TO BE DONE: Locate each line holding the string "COUNCIL" and copy it.

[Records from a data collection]
** Start **
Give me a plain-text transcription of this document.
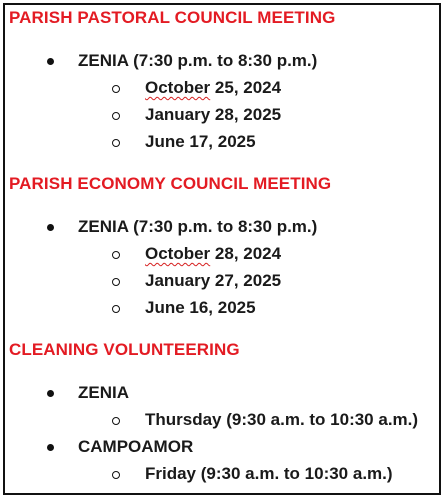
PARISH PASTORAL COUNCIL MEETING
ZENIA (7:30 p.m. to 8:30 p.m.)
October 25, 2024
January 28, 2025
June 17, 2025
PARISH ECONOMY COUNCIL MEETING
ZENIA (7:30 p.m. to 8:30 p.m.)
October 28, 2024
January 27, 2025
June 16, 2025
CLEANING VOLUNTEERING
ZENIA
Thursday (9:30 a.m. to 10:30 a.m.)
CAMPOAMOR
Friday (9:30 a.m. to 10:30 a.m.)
** End **
** Start **
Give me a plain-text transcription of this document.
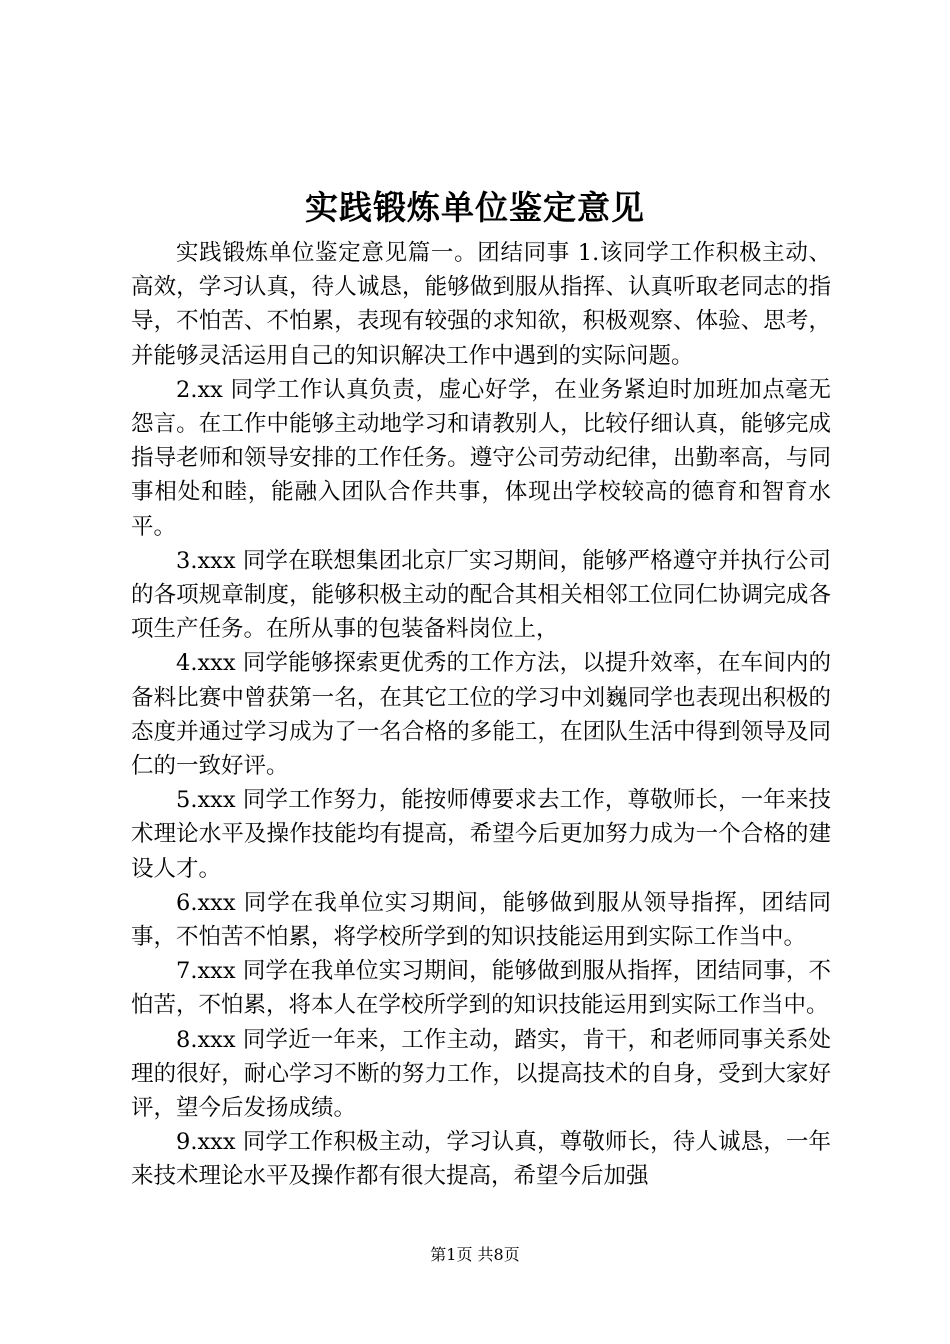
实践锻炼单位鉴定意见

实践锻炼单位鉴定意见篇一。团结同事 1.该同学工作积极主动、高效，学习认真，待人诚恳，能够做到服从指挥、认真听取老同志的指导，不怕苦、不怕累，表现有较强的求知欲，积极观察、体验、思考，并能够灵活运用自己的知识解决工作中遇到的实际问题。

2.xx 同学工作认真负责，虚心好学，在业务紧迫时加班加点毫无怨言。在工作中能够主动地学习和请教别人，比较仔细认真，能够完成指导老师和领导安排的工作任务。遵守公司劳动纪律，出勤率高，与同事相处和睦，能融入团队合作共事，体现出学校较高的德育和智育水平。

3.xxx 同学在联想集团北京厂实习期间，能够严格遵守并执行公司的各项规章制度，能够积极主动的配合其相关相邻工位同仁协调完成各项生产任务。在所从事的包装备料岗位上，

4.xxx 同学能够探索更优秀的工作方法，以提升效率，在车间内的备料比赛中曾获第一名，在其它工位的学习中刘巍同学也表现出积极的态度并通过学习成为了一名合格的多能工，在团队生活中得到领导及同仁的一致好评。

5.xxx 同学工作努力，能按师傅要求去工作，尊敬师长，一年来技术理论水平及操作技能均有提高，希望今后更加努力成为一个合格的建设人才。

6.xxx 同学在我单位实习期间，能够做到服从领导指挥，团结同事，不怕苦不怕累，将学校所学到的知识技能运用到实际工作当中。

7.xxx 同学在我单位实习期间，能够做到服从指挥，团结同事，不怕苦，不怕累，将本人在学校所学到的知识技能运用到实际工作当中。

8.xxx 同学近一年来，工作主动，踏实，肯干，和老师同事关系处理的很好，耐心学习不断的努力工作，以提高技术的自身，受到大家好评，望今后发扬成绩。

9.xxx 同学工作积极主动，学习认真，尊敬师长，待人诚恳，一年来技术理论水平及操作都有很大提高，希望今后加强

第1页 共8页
** End **
** Start **
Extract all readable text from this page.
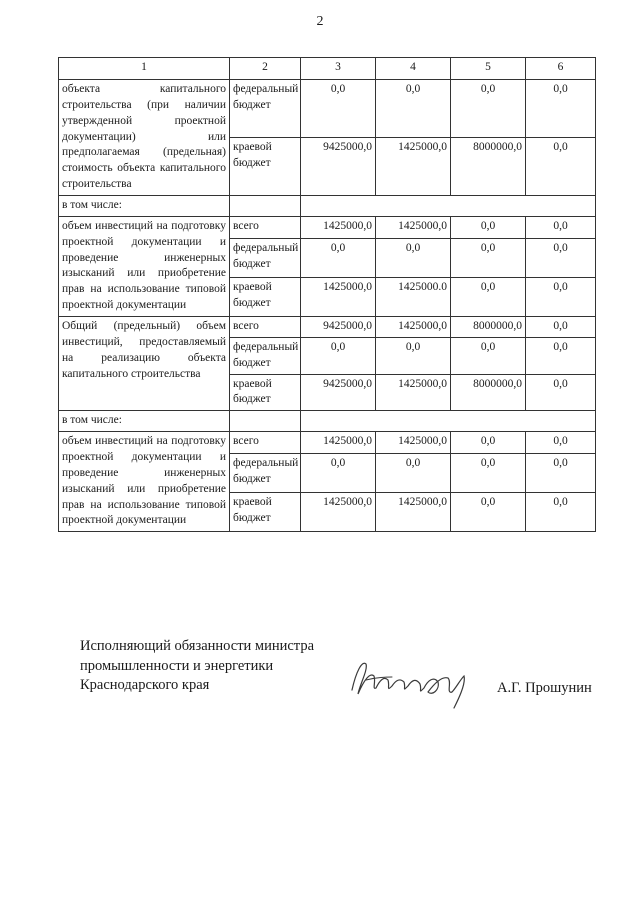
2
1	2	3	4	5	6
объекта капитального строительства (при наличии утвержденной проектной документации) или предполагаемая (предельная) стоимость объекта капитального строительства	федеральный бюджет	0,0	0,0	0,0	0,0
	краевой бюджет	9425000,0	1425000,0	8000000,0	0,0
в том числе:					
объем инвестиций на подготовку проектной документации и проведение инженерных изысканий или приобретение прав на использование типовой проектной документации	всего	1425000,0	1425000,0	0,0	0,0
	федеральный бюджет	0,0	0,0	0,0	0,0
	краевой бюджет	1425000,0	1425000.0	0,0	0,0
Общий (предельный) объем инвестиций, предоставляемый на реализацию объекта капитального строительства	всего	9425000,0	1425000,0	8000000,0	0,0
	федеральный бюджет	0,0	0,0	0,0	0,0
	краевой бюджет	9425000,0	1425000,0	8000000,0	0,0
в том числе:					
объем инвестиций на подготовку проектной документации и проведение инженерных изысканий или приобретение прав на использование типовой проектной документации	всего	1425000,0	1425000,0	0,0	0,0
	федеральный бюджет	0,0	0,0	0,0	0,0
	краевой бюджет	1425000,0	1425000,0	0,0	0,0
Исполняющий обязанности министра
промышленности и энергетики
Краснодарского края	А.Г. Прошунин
** End **
EXERCISE SOLUTION:
PARISH PASTORAL COUNCIL MEETING
PARISH ECONOMY COUNCIL MEETING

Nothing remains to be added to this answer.